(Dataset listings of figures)
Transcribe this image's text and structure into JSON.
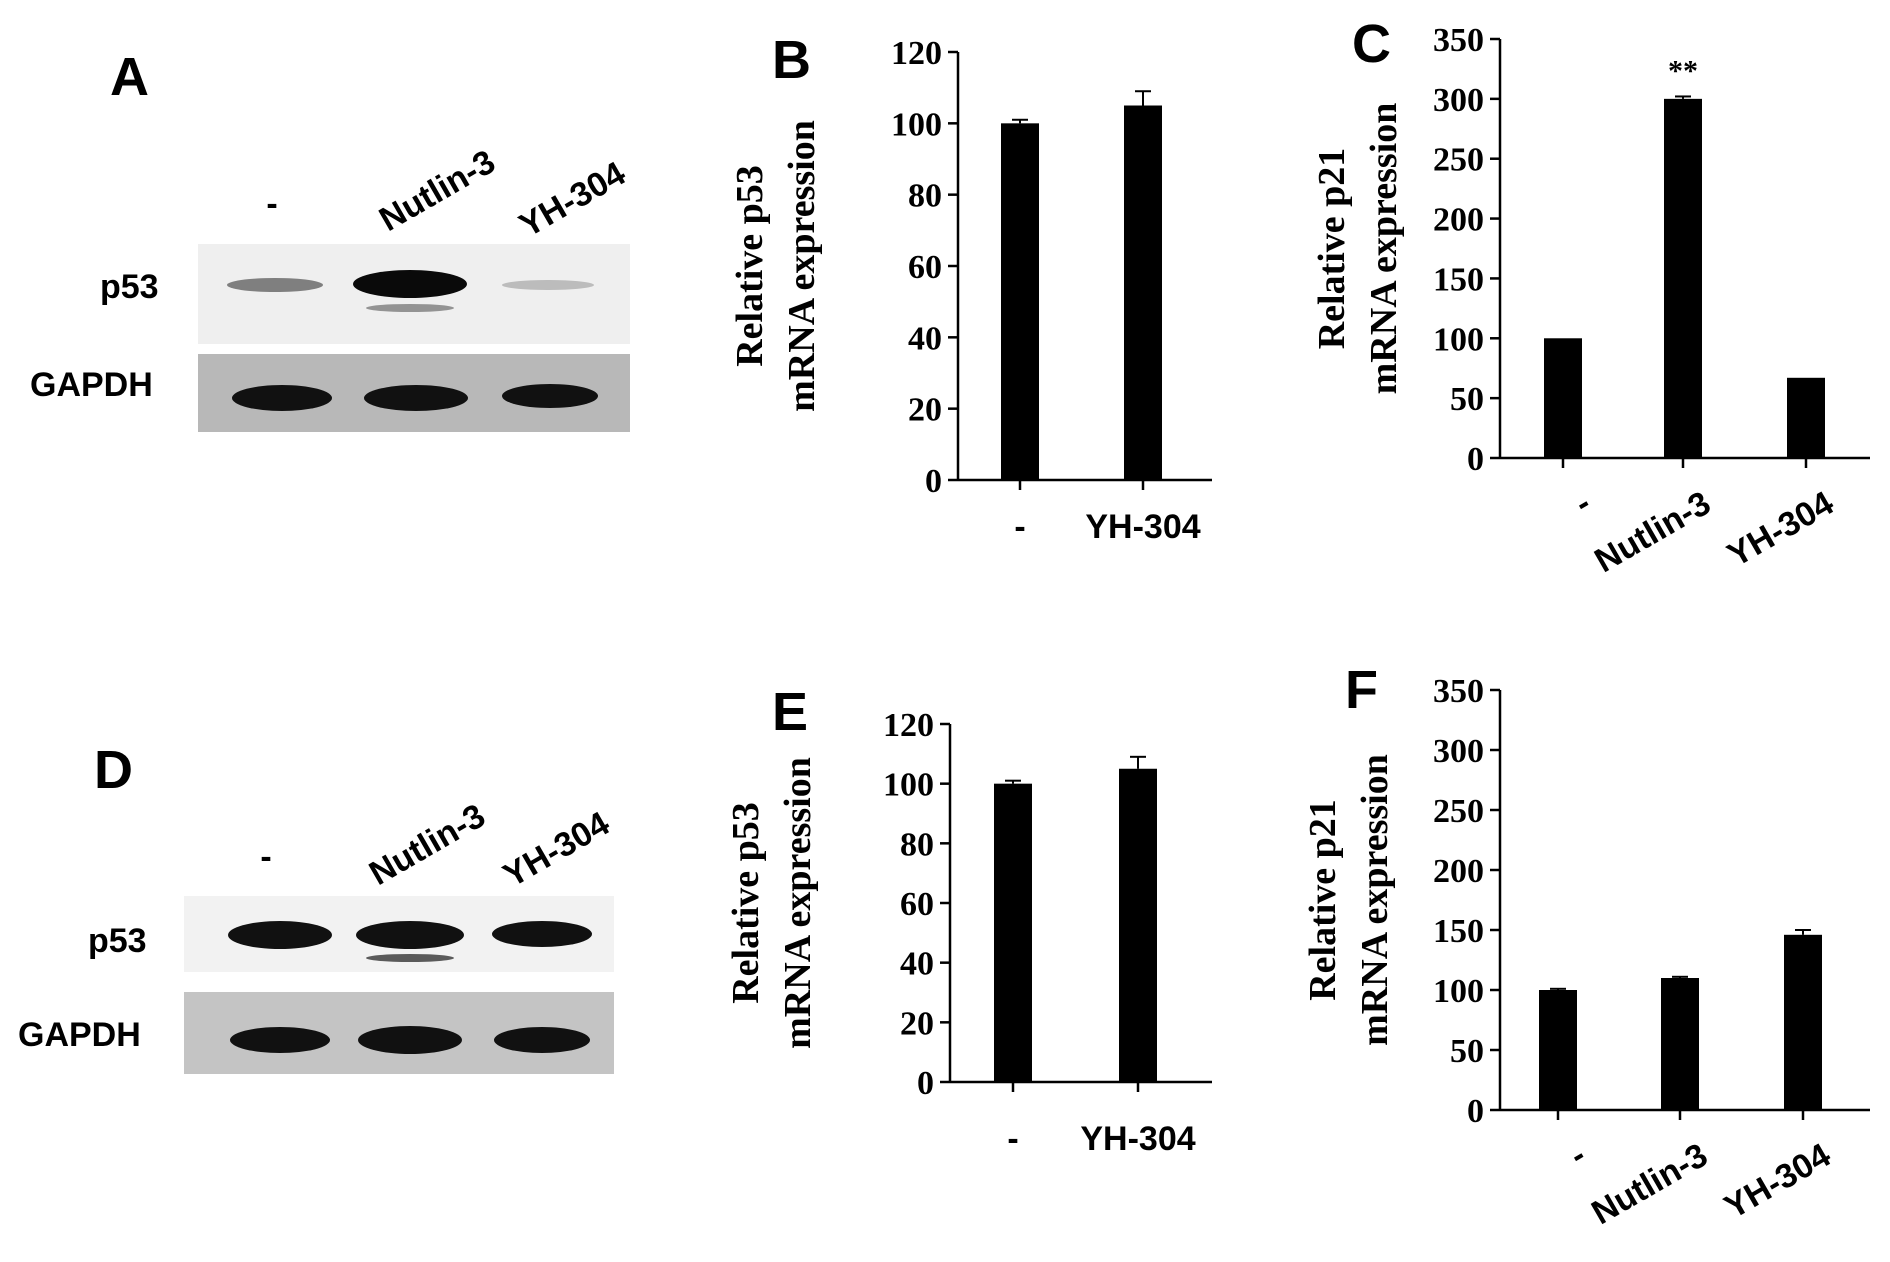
{
  "panels": {
    "A": {
      "letter": "A",
      "lanes": [
        "-",
        "Nutlin-3",
        "YH-304"
      ],
      "bands": [
        "p53",
        "GAPDH"
      ],
      "p53_intensity": [
        0.55,
        1.0,
        0.2
      ]
    },
    "D": {
      "letter": "D",
      "lanes": [
        "-",
        "Nutlin-3",
        "YH-304"
      ],
      "bands": [
        "p53",
        "GAPDH"
      ],
      "p53_intensity": [
        0.95,
        0.95,
        0.92
      ]
    }
  },
  "chart_data": [
    {
      "panel": "B",
      "type": "bar",
      "ylabel": [
        "Relative p53",
        "mRNA expression"
      ],
      "categories": [
        "-",
        "YH-304"
      ],
      "values": [
        100,
        105
      ],
      "errors": [
        1,
        4
      ],
      "annotations": [
        "",
        ""
      ],
      "ylim": [
        0,
        120
      ],
      "yticks": [
        0,
        20,
        40,
        60,
        80,
        100,
        120
      ]
    },
    {
      "panel": "C",
      "type": "bar",
      "ylabel": [
        "Relative p21",
        "mRNA expression"
      ],
      "categories": [
        "-",
        "Nutlin-3",
        "YH-304"
      ],
      "values": [
        100,
        300,
        67
      ],
      "errors": [
        0,
        2,
        0
      ],
      "annotations": [
        "",
        "**",
        ""
      ],
      "ylim": [
        0,
        350
      ],
      "yticks": [
        0,
        50,
        100,
        150,
        200,
        250,
        300,
        350
      ]
    },
    {
      "panel": "E",
      "type": "bar",
      "ylabel": [
        "Relative p53",
        "mRNA expression"
      ],
      "categories": [
        "-",
        "YH-304"
      ],
      "values": [
        100,
        105
      ],
      "errors": [
        1,
        4
      ],
      "annotations": [
        "",
        ""
      ],
      "ylim": [
        0,
        120
      ],
      "yticks": [
        0,
        20,
        40,
        60,
        80,
        100,
        120
      ]
    },
    {
      "panel": "F",
      "type": "bar",
      "ylabel": [
        "Relative p21",
        "mRNA expression"
      ],
      "categories": [
        "-",
        "Nutlin-3",
        "YH-304"
      ],
      "values": [
        100,
        110,
        146
      ],
      "errors": [
        1,
        1,
        4
      ],
      "annotations": [
        "",
        "",
        ""
      ],
      "ylim": [
        0,
        350
      ],
      "yticks": [
        0,
        50,
        100,
        150,
        200,
        250,
        300,
        350
      ]
    }
  ]
}
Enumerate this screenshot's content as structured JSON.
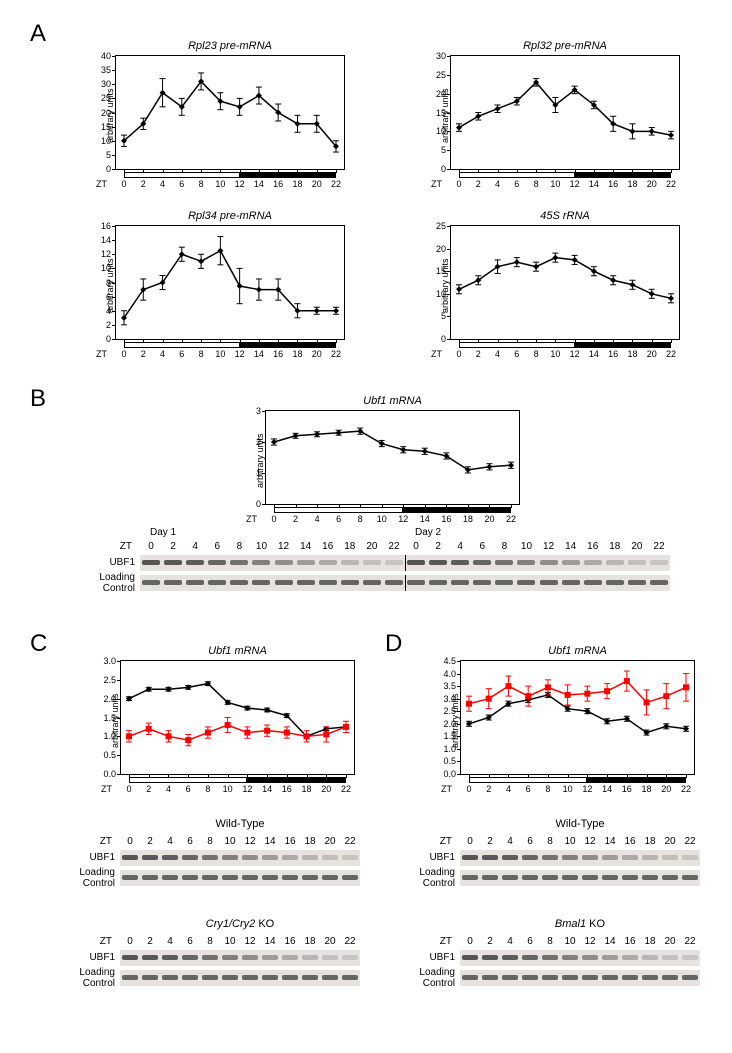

Action item: The data must be reproduced exactly, and no picture may appear in the copy.

Completed exercise:
Transcribe this image's text and structure into JSON.
{
  "panels": {
    "A": {
      "letter": "A",
      "lanes": [
        "-",
        "Nutlin-3",
        "YH-304"
      ],
      "bands": [
        "p53",
        "GAPDH"
      ],
      "p53_intensity": [
        0.55,
        1.0,
        0.2
      ]
    },
    "D": {
      "letter": "D",
      "lanes": [
        "-",
        "Nutlin-3",
        "YH-304"
      ],
      "bands": [
        "p53",
        "GAPDH"
      ],
      "p53_intensity": [
        0.95,
        0.95,
        0.92
      ]
    }
  },
  "chart_data": [
    {
      "panel": "B",
      "type": "bar",
      "ylabel": [
        "Relative p53",
        "mRNA expression"
      ],
      "categories": [
        "-",
        "YH-304"
      ],
      "values": [
        100,
        105
      ],
      "errors": [
        1,
        4
      ],
      "annotations": [
        "",
        ""
      ],
      "ylim": [
        0,
        120
      ],
      "yticks": [
        0,
        20,
        40,
        60,
        80,
        100,
        120
      ]
    },
    {
      "panel": "C",
      "type": "bar",
      "ylabel": [
        "Relative p21",
        "mRNA expression"
      ],
      "categories": [
        "-",
        "Nutlin-3",
        "YH-304"
      ],
      "values": [
        100,
        300,
        67
      ],
      "errors": [
        0,
        2,
        0
      ],
      "annotations": [
        "",
        "**",
        ""
      ],
      "ylim": [
        0,
        350
      ],
      "yticks": [
        0,
        50,
        100,
        150,
        200,
        250,
        300,
        350
      ]
    },
    {
      "panel": "E",
      "type": "bar",
      "ylabel": [
        "Relative p53",
        "mRNA expression"
      ],
      "categories": [
        "-",
        "YH-304"
      ],
      "values": [
        100,
        105
      ],
      "errors": [
        1,
        4
      ],
      "annotations": [
        "",
        ""
      ],
      "ylim": [
        0,
        120
      ],
      "yticks": [
        0,
        20,
        40,
        60,
        80,
        100,
        120
      ]
    },
    {
      "panel": "F",
      "type": "bar",
      "ylabel": [
        "Relative p21",
        "mRNA expression"
      ],
      "categories": [
        "-",
        "Nutlin-3",
        "YH-304"
      ],
      "values": [
        100,
        110,
        146
      ],
      "errors": [
        1,
        1,
        4
      ],
      "annotations": [
        "",
        "",
        ""
      ],
      "ylim": [
        0,
        350
      ],
      "yticks": [
        0,
        50,
        100,
        150,
        200,
        250,
        300,
        350
      ]
    }
  ]
}
Enumerate this screenshot's content as structured JSON.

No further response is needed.